----- Supplied data -----
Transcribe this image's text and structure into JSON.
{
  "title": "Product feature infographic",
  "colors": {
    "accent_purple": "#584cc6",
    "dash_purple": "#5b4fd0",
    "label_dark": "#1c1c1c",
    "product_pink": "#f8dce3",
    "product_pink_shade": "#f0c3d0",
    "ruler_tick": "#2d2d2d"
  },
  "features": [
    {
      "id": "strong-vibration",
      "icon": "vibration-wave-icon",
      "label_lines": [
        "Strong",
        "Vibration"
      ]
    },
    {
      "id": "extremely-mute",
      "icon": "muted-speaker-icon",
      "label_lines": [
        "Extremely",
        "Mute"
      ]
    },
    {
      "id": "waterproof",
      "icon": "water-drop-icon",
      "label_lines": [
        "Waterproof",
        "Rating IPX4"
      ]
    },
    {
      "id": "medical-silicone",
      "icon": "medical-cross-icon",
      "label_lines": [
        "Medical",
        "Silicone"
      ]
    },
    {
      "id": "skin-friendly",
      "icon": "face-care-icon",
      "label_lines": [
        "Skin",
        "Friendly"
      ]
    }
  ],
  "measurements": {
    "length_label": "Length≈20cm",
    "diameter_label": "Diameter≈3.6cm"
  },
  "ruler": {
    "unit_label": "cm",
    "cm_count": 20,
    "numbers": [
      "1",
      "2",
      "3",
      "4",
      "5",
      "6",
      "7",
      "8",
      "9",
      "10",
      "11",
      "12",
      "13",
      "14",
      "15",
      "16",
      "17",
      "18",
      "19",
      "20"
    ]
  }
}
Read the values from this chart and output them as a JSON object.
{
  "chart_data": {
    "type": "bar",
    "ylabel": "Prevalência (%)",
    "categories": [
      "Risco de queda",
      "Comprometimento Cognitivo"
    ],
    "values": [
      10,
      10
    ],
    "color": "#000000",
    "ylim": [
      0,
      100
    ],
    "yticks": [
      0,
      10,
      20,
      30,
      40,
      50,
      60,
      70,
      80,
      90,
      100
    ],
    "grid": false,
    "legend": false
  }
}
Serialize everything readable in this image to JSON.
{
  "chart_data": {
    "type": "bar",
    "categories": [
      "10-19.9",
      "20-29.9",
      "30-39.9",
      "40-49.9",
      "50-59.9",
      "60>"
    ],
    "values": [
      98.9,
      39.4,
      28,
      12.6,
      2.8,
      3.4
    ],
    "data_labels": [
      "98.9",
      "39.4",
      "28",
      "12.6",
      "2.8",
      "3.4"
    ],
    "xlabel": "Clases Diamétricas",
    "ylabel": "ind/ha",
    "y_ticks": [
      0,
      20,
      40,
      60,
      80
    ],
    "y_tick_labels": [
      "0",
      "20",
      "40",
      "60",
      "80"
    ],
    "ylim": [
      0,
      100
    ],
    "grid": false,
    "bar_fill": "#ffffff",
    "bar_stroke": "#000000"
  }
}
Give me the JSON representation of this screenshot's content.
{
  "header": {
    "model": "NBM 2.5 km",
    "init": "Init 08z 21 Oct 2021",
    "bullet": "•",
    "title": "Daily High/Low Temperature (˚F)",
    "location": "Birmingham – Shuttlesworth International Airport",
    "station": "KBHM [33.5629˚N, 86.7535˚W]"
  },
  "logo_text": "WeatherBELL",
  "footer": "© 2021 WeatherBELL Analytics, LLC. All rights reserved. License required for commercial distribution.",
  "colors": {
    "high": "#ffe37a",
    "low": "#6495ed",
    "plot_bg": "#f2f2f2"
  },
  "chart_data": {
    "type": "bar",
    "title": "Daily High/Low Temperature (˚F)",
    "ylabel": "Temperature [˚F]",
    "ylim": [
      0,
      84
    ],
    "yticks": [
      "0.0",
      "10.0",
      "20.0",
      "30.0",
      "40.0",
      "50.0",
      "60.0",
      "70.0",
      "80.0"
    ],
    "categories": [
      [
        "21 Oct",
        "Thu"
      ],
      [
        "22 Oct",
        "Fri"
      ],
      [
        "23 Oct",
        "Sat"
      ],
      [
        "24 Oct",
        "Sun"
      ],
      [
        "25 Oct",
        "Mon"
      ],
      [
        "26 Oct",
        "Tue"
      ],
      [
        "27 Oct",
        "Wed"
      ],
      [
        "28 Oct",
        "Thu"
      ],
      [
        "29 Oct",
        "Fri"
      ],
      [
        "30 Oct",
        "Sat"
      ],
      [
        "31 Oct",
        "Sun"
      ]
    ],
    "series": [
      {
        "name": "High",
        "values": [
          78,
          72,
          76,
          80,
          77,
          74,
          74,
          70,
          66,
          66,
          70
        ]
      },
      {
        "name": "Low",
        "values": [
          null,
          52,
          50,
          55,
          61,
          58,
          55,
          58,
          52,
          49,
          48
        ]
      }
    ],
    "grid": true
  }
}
-----
__Task brief__. Begin with the line that contains "Give me the" and quote each line after it exactly, stopping after the last line of the data.

__Reply__.
Give me the JSON representation of this screenshot's content.
{
  "header": {
    "model": "NBM 2.5 km",
    "init": "Init 08z 21 Oct 2021",
    "bullet": "•",
    "title": "Daily High/Low Temperature (˚F)",
    "location": "Birmingham – Shuttlesworth International Airport",
    "station": "KBHM [33.5629˚N, 86.7535˚W]"
  },
  "logo_text": "WeatherBELL",
  "footer": "© 2021 WeatherBELL Analytics, LLC. All rights reserved. License required for commercial distribution.",
  "colors": {
    "high": "#ffe37a",
    "low": "#6495ed",
    "plot_bg": "#f2f2f2"
  },
  "chart_data": {
    "type": "bar",
    "title": "Daily High/Low Temperature (˚F)",
    "ylabel": "Temperature [˚F]",
    "ylim": [
      0,
      84
    ],
    "yticks": [
      "0.0",
      "10.0",
      "20.0",
      "30.0",
      "40.0",
      "50.0",
      "60.0",
      "70.0",
      "80.0"
    ],
    "categories": [
      [
        "21 Oct",
        "Thu"
      ],
      [
        "22 Oct",
        "Fri"
      ],
      [
        "23 Oct",
        "Sat"
      ],
      [
        "24 Oct",
        "Sun"
      ],
      [
        "25 Oct",
        "Mon"
      ],
      [
        "26 Oct",
        "Tue"
      ],
      [
        "27 Oct",
        "Wed"
      ],
      [
        "28 Oct",
        "Thu"
      ],
      [
        "29 Oct",
        "Fri"
      ],
      [
        "30 Oct",
        "Sat"
      ],
      [
        "31 Oct",
        "Sun"
      ]
    ],
    "series": [
      {
        "name": "High",
        "values": [
          78,
          72,
          76,
          80,
          77,
          74,
          74,
          70,
          66,
          66,
          70
        ]
      },
      {
        "name": "Low",
        "values": [
          null,
          52,
          50,
          55,
          61,
          58,
          55,
          58,
          52,
          49,
          48
        ]
      }
    ],
    "grid": true
  }
}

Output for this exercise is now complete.